(Data entries)
* * *

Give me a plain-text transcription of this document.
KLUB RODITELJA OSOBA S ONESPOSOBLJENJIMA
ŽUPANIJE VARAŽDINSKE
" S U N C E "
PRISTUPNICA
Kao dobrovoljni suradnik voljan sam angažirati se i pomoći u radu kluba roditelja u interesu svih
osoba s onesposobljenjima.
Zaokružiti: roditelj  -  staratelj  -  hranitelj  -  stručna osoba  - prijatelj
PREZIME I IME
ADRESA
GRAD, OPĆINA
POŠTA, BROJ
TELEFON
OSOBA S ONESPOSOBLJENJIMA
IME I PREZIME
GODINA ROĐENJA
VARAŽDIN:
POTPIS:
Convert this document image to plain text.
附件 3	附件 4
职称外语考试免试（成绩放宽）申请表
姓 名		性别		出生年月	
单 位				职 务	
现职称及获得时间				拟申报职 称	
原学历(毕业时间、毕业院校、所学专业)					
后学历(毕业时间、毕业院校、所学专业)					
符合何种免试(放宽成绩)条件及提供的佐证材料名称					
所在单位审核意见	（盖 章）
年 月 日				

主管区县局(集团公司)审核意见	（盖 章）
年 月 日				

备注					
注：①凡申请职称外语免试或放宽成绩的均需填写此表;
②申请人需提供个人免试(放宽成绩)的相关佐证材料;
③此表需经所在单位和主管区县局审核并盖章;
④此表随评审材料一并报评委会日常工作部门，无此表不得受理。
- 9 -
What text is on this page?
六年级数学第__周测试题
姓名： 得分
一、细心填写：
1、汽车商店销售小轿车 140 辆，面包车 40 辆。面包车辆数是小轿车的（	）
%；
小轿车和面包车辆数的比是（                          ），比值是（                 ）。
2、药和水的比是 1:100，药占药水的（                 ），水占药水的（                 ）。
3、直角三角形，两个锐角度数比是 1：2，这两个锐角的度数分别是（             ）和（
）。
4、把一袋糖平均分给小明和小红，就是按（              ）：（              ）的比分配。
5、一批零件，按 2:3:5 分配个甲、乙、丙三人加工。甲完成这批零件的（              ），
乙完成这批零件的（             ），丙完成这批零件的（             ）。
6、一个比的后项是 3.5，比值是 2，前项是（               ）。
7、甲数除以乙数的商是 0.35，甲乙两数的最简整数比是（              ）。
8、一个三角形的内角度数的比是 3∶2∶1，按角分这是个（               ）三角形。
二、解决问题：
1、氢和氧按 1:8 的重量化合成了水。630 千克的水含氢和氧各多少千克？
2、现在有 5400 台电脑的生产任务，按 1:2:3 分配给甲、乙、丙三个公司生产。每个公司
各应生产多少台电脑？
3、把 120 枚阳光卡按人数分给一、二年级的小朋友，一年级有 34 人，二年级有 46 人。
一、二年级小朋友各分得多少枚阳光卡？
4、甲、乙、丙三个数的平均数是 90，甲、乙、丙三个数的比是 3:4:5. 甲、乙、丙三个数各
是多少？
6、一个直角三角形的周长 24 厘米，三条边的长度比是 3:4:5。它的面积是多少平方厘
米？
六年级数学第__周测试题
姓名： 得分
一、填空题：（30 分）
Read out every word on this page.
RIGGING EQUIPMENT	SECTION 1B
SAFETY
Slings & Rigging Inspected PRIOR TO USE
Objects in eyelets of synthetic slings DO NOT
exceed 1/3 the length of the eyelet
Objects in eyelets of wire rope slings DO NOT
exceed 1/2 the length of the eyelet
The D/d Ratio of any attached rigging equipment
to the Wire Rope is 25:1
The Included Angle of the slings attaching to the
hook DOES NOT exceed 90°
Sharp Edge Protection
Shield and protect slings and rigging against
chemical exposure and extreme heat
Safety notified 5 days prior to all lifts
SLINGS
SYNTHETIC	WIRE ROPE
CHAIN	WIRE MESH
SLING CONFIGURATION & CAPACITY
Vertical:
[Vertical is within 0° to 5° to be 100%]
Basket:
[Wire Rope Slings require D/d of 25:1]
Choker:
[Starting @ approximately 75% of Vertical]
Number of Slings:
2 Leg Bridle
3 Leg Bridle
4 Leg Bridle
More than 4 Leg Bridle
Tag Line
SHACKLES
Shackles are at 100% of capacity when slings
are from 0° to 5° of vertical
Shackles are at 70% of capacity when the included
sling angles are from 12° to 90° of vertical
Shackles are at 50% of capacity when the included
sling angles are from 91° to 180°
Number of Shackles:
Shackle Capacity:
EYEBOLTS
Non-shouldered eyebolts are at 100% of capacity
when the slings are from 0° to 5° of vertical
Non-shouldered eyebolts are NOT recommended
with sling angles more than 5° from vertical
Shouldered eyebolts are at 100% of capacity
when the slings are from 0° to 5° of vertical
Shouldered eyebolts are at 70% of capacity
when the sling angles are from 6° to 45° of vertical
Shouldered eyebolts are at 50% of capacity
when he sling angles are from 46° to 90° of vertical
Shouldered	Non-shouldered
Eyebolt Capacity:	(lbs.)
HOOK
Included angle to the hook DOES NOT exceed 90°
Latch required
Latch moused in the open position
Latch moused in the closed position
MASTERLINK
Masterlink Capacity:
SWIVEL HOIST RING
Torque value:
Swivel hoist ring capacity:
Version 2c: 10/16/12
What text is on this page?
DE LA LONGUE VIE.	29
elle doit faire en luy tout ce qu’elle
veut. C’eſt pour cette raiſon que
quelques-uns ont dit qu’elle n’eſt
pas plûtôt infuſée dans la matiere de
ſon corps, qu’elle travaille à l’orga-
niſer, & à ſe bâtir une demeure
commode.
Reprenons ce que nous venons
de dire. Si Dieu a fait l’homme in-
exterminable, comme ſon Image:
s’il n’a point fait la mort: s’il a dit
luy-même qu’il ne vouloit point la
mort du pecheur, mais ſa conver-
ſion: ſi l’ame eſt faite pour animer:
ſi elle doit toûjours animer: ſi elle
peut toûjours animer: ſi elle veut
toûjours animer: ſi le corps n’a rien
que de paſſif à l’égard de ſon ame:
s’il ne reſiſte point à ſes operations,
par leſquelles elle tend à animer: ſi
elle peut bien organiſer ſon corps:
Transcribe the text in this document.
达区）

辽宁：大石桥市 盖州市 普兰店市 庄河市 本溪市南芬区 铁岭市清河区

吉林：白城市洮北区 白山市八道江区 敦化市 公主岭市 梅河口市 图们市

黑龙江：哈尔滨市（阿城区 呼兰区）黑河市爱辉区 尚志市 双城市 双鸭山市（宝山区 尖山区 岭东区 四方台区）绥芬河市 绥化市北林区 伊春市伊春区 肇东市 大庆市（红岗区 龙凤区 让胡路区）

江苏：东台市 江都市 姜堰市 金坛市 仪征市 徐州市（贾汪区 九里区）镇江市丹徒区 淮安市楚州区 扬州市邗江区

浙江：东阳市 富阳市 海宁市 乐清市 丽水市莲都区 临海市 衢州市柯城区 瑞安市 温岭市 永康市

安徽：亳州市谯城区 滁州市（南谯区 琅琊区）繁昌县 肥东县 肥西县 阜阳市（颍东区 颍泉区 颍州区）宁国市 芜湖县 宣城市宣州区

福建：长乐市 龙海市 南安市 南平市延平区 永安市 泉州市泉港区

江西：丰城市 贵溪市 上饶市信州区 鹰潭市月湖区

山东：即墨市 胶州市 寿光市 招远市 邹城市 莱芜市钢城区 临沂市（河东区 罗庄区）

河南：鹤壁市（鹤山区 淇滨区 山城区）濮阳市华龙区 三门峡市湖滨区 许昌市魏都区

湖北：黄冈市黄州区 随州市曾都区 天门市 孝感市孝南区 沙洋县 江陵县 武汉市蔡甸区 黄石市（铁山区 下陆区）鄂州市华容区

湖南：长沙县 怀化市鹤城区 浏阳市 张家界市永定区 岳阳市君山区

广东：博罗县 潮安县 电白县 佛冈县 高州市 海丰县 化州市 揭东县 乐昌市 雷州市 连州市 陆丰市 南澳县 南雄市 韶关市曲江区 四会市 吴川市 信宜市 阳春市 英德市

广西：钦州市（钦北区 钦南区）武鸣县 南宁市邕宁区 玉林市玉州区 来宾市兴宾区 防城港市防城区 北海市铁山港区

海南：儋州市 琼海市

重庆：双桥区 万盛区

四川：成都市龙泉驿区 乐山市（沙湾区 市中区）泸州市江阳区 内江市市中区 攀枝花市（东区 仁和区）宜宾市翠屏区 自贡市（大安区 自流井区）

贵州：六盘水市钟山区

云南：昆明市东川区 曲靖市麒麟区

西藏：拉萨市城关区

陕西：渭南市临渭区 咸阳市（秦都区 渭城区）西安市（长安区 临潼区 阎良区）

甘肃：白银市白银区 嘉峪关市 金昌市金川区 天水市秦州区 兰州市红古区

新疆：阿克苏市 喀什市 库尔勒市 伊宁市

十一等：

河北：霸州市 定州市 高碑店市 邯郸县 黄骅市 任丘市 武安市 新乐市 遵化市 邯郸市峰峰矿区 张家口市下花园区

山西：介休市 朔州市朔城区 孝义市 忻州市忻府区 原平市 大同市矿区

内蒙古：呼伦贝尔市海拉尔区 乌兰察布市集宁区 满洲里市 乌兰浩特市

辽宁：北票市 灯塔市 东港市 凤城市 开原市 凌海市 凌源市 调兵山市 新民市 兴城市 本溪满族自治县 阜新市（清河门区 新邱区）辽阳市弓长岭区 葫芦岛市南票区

* * *

- WHAT NEEDS TO BE DONE -
Look through the data above. Find each line with the string "Bridle" and copy it.

- RESULT -
2 Leg Bridle
3 Leg Bridle
4 Leg Bridle
More than 4 Leg Bridle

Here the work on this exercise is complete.